■ **WHAT YOU ARE ASKED TO DO**: Filter the entries down to the lines containing "schon", and copy those lines.

○ ○ ○ ○

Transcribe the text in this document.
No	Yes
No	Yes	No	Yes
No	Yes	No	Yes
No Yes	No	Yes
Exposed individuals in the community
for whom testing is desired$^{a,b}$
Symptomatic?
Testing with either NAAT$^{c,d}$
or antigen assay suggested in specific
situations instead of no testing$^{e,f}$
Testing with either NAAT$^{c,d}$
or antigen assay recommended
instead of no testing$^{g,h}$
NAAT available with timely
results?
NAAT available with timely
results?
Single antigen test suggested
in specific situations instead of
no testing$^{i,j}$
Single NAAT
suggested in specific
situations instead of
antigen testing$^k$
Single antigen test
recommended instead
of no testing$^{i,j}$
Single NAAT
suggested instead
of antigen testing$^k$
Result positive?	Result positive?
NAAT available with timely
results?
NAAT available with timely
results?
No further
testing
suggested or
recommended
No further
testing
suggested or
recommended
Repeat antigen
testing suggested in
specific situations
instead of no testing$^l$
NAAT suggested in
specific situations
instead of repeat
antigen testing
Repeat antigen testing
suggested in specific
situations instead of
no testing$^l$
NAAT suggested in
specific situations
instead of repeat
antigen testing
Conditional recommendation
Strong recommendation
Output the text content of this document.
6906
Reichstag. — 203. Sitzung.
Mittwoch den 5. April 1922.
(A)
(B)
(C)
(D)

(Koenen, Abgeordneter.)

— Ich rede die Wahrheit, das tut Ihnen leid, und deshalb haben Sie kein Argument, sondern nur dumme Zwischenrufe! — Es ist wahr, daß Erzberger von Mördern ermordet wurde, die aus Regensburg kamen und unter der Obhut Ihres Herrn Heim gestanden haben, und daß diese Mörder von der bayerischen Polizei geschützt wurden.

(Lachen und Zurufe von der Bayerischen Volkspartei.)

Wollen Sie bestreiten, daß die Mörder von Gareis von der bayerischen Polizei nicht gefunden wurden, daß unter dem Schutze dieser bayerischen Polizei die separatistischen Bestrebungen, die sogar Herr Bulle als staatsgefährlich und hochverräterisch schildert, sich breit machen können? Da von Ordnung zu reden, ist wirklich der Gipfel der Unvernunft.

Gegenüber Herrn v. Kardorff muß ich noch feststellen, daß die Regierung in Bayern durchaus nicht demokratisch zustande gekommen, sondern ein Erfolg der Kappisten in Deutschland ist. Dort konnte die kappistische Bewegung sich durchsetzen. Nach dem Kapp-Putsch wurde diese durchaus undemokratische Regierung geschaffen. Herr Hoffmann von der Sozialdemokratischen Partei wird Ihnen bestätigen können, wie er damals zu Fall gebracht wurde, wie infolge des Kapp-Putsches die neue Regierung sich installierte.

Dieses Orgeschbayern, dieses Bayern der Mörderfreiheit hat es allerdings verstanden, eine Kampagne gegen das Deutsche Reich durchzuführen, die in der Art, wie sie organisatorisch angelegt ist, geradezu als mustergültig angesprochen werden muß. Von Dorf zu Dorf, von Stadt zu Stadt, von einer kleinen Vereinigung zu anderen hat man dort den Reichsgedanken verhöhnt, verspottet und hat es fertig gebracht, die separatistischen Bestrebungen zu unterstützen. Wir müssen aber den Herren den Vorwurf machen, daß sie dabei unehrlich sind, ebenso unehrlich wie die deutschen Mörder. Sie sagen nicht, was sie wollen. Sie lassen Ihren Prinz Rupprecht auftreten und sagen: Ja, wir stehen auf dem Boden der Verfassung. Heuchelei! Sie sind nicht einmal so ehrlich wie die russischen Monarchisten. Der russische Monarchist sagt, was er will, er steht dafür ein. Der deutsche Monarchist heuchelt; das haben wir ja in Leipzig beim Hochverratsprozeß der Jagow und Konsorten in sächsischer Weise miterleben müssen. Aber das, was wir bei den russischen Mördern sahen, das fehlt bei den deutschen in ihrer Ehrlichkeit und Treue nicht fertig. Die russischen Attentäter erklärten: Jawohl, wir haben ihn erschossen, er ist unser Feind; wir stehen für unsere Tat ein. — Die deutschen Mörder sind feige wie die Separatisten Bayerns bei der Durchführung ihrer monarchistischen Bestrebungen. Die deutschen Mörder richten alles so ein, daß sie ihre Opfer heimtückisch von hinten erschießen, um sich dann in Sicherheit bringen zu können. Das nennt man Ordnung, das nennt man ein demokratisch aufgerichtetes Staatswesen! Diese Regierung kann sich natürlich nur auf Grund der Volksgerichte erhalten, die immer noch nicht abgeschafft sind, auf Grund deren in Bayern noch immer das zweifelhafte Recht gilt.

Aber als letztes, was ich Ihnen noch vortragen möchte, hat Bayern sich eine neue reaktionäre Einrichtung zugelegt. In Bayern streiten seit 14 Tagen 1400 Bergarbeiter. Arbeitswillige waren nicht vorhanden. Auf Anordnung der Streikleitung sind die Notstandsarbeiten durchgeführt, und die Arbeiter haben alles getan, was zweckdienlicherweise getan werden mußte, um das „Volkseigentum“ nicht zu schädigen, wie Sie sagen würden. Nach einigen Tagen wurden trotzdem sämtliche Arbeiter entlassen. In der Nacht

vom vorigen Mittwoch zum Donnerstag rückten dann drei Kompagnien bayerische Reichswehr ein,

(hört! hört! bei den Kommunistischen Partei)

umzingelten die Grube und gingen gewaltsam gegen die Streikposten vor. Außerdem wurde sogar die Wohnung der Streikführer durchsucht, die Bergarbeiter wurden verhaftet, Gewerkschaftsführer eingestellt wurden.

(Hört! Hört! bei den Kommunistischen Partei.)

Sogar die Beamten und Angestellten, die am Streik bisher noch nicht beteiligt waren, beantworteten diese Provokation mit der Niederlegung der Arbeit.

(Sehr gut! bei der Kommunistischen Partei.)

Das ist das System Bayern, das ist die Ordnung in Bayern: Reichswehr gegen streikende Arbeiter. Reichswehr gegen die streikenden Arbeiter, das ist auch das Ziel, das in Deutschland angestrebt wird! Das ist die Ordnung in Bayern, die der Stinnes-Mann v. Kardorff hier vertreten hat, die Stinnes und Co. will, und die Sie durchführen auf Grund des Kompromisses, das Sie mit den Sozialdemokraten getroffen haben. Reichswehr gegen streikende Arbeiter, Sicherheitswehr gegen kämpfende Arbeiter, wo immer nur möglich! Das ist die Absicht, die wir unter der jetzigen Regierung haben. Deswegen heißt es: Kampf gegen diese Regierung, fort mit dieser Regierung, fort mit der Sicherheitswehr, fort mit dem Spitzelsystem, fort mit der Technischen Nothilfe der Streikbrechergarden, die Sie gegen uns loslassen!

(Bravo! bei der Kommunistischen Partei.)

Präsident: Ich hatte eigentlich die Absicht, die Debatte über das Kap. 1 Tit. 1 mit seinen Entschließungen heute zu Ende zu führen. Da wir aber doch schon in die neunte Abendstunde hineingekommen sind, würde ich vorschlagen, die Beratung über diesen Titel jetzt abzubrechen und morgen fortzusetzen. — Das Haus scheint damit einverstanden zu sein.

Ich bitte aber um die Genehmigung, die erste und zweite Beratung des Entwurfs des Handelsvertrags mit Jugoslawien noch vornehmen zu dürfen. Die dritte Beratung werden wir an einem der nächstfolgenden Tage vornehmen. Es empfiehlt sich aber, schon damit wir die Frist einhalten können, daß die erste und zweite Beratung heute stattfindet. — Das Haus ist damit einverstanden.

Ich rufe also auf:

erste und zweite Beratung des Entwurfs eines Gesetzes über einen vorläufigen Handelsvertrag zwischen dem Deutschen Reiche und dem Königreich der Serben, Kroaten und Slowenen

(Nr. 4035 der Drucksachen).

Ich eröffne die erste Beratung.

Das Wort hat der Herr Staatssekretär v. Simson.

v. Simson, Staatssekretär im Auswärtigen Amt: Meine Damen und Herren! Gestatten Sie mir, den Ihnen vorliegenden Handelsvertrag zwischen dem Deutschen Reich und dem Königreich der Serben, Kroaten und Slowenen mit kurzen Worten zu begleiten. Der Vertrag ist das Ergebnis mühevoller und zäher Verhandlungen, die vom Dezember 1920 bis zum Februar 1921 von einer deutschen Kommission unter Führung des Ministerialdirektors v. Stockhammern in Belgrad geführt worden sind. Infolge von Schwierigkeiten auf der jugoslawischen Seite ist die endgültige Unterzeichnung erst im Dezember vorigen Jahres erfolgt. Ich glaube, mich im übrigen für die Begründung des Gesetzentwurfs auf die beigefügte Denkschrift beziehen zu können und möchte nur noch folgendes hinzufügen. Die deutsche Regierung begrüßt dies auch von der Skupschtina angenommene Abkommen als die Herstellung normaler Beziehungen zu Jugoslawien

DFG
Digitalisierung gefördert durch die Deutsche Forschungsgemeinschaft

○ ○ ○ ○

■ **TASK SOLUTION**:
Präsident: Ich hatte eigentlich die Absicht, die Debatte über das Kap. 1 Tit. 1 mit seinen Entschließungen heute zu Ende zu führen. Da wir aber doch schon in die neunte Abendstunde hineingekommen sind, würde ich vorschlagen, die Beratung über diesen Titel jetzt abzubrechen und morgen fortzusetzen. — Das Haus scheint damit einverstanden zu sein.
Ich bitte aber um die Genehmigung, die erste und zweite Beratung des Entwurfs des Handelsvertrags mit Jugoslawien noch vornehmen zu dürfen. Die dritte Beratung werden wir an einem der nächstfolgenden Tage vornehmen. Es empfiehlt sich aber, schon damit wir die Frist einhalten können, daß die erste und zweite Beratung heute stattfindet. — Das Haus ist damit einverstanden.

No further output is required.